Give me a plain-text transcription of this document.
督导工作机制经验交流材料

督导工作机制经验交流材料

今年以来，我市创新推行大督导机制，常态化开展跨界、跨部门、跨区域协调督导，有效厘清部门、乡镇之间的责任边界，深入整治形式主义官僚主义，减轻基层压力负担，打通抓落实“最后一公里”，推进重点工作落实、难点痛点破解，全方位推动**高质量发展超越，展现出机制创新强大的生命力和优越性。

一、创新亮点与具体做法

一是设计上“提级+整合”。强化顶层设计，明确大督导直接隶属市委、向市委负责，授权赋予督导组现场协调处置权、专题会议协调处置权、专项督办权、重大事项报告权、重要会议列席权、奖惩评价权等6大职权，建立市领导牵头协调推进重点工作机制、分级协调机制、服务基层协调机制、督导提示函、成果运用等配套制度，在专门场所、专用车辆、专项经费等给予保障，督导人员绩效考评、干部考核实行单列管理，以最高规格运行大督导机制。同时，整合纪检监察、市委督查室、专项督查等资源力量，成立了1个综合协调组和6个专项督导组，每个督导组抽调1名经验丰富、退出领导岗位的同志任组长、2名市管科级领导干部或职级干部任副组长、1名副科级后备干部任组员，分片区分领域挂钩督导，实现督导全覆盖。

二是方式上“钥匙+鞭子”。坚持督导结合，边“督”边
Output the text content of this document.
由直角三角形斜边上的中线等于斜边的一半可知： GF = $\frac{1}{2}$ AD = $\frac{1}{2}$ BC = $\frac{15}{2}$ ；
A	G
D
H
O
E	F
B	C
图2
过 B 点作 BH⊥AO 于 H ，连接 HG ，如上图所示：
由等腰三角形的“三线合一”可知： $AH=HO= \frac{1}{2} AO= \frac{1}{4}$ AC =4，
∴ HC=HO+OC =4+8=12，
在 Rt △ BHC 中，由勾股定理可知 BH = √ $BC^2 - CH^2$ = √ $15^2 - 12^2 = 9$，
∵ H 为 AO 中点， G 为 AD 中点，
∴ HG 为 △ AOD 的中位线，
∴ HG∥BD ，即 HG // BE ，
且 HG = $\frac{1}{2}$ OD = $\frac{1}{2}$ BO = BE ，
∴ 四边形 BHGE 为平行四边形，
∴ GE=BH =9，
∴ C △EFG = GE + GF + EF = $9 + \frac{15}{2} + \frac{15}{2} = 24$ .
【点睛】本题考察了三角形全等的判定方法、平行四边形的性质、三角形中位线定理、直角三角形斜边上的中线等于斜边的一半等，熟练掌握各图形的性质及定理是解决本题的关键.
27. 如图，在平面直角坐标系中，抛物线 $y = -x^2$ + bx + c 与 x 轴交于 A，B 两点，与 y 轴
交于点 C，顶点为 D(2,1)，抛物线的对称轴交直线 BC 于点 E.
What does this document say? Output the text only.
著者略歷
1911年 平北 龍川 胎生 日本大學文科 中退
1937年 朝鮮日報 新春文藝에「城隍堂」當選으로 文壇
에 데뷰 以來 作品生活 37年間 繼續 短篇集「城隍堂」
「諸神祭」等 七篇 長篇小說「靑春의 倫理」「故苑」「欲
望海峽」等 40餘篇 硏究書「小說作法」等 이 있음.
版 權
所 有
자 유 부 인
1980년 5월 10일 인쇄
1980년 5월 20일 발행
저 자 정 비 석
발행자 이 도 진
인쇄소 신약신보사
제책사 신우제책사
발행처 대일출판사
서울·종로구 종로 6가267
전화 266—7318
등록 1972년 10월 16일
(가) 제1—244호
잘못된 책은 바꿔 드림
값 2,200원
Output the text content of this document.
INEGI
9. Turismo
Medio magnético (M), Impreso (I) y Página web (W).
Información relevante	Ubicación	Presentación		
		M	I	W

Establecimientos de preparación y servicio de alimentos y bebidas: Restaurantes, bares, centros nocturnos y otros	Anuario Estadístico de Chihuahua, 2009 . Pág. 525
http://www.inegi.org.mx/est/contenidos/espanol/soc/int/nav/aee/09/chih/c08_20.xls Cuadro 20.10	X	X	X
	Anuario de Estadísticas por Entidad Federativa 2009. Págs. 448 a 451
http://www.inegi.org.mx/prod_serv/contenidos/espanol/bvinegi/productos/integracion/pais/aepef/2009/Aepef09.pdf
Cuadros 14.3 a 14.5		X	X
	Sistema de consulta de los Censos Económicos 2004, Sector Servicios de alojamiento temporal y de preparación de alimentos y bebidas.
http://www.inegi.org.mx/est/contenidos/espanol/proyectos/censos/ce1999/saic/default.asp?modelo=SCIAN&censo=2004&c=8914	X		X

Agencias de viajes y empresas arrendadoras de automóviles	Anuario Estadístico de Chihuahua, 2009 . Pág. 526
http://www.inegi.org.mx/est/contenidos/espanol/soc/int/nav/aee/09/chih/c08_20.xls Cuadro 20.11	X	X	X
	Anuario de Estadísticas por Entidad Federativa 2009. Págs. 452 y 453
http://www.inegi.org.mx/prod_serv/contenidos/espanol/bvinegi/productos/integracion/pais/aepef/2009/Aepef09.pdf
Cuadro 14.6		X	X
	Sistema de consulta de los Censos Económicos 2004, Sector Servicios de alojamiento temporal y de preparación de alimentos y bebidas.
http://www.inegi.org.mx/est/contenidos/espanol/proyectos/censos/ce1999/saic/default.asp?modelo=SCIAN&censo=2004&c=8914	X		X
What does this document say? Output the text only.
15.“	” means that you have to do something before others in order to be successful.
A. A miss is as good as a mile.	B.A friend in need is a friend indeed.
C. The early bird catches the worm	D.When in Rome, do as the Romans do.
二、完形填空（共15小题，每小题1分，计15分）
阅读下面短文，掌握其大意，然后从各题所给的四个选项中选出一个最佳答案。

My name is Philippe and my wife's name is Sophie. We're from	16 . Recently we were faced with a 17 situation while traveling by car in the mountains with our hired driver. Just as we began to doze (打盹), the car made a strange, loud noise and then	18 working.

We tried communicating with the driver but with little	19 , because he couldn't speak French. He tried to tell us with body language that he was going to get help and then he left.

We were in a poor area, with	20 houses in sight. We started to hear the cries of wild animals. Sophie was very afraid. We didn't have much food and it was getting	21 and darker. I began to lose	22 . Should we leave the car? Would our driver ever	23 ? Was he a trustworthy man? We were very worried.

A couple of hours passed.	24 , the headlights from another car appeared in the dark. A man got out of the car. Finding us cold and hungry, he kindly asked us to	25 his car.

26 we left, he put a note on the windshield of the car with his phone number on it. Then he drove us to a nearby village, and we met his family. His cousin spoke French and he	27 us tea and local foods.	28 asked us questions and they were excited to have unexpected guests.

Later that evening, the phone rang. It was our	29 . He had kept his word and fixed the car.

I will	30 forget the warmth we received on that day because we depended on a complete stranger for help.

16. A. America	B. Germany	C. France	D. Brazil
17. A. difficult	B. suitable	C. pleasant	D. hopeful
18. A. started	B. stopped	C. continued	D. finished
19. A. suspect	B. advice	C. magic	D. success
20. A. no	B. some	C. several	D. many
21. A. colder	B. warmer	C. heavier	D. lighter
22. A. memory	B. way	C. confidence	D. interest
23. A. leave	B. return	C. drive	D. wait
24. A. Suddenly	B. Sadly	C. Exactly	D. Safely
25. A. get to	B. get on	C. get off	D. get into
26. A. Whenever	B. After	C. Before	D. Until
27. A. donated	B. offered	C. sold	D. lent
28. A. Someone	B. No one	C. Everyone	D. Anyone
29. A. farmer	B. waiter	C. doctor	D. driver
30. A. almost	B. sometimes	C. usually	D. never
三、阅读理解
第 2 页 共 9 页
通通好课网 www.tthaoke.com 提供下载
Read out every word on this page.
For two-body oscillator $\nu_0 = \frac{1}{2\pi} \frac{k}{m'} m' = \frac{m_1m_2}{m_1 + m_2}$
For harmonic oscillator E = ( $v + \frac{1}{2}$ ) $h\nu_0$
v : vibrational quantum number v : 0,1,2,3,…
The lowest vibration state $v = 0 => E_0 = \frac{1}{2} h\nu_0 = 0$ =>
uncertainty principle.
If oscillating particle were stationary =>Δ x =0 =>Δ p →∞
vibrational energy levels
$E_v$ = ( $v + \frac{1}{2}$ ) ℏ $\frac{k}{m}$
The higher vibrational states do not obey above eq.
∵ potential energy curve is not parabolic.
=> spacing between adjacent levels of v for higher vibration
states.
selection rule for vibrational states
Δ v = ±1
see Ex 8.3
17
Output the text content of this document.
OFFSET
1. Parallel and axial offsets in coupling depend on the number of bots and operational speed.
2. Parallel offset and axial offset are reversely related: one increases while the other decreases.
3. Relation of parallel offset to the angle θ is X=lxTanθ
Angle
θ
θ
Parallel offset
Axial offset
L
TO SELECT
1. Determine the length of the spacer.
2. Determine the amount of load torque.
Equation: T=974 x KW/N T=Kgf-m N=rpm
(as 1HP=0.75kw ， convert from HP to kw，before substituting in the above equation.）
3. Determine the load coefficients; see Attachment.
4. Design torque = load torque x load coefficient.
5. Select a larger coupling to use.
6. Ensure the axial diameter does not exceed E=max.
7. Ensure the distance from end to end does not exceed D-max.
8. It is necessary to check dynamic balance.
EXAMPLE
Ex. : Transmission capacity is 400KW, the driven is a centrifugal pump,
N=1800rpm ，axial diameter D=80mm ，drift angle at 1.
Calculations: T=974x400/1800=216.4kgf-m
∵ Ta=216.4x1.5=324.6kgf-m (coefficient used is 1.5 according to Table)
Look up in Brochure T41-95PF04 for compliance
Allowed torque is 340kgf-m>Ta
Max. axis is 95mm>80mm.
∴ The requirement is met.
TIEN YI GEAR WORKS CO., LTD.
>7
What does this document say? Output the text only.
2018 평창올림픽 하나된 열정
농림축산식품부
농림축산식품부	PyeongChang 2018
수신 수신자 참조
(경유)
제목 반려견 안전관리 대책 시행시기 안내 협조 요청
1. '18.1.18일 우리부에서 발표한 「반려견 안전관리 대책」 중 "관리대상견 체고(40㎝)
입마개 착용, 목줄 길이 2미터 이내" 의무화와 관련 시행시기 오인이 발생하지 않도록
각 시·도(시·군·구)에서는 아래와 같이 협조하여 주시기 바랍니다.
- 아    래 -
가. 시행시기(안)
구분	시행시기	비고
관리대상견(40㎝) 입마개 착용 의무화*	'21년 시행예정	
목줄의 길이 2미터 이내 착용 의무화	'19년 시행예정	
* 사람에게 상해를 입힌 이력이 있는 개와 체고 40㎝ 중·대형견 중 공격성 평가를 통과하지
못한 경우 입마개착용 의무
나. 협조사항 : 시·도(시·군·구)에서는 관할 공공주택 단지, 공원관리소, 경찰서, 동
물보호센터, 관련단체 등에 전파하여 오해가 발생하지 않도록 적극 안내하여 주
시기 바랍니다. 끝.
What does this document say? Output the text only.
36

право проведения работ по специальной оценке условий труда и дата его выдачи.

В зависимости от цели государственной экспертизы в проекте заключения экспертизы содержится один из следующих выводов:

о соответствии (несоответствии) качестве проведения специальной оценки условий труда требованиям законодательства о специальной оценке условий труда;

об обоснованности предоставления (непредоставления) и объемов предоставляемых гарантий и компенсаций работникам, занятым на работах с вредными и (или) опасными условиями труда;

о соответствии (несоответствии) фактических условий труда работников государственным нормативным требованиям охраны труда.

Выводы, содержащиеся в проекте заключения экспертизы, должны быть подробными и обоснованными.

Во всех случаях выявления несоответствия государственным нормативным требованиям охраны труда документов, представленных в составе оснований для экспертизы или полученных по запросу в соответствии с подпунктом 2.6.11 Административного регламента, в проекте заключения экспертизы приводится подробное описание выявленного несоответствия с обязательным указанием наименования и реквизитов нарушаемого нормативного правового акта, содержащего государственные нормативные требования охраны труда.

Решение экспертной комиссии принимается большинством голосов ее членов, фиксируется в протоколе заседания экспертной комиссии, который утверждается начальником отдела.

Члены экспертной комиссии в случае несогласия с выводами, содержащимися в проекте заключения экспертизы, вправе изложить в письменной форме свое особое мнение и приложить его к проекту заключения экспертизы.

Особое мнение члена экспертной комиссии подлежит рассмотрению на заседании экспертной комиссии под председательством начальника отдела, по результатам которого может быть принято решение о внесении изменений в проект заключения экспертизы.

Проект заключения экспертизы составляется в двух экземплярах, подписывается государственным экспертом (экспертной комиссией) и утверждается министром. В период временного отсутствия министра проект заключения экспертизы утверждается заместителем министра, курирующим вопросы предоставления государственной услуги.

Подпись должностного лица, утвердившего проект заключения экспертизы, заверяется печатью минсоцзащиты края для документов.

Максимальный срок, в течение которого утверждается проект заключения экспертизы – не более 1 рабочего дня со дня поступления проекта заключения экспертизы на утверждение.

********************

**Problem description**
Gather all lines from the listing above in which "states" occurs.

**Exercise answer**
The higher vibrational states do not obey above eq.
states.
selection rule for vibrational states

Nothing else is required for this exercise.